Source data
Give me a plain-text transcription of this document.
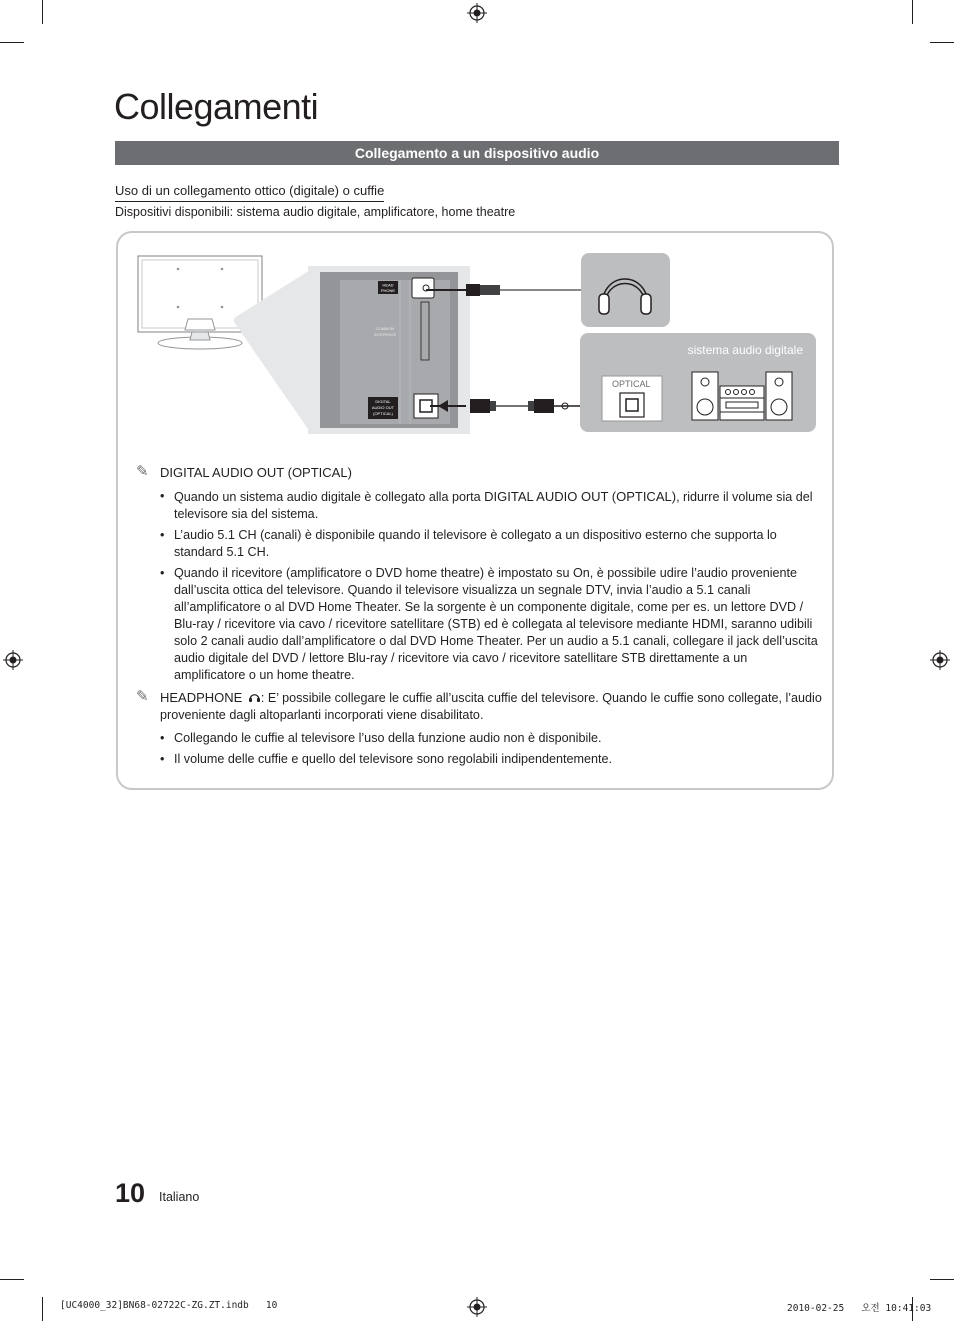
Collegamenti
Collegamento a un dispositivo audio
Uso di un collegamento ottico (digitale) o cuffie
Dispositivi disponibili: sistema audio digitale, amplificatore, home theatre
HEAD
PHONE
COMMON
INTERFACE
DIGITAL
AUDIO OUT
(OPTICAL)
sistema audio digitale
OPTICAL
✎ DIGITAL AUDIO OUT (OPTICAL)
• Quando un sistema audio digitale è collegato alla porta DIGITAL AUDIO OUT (OPTICAL), ridurre il volume sia del televisore sia del sistema.
• L’audio 5.1 CH (canali) è disponibile quando il televisore è collegato a un dispositivo esterno che supporta lo standard 5.1 CH.
• Quando il ricevitore (amplificatore o DVD home theatre) è impostato su On, è possibile udire l’audio proveniente dall’uscita ottica del televisore. Quando il televisore visualizza un segnale DTV, invia l’audio a 5.1 canali all’amplificatore o al DVD Home Theater. Se la sorgente è un componente digitale, come per es. un lettore DVD / Blu-ray / ricevitore via cavo / ricevitore satellitare (STB) ed è collegata al televisore mediante HDMI, saranno udibili solo 2 canali audio dall’amplificatore o dal DVD Home Theater. Per un audio a 5.1 canali, collegare il jack dell’uscita audio digitale del DVD / lettore Blu-ray / ricevitore via cavo / ricevitore satellitare STB direttamente a un amplificatore o un home theatre.
✎ HEADPHONE : E’ possibile collegare le cuffie all’uscita cuffie del televisore. Quando le cuffie sono collegate, l’audio proveniente dagli altoparlanti incorporati viene disabilitato.
• Collegando le cuffie al televisore l’uso della funzione audio non è disponibile.
• Il volume delle cuffie e quello del televisore sono regolabili indipendentemente.
10 Italiano
[UC4000_32]BN68-02722C-ZG.ZT.indb   10	2010-02-25   오전 10:41:03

Exercise aim
Where a line holds "sono", copy it out.

Written reply
✎ HEADPHONE : E’ possibile collegare le cuffie all’uscita cuffie del televisore. Quando le cuffie sono collegate, l’audio proveniente dagli altoparlanti incorporati viene disabilitato.
• Il volume delle cuffie e quello del televisore sono regolabili indipendentemente.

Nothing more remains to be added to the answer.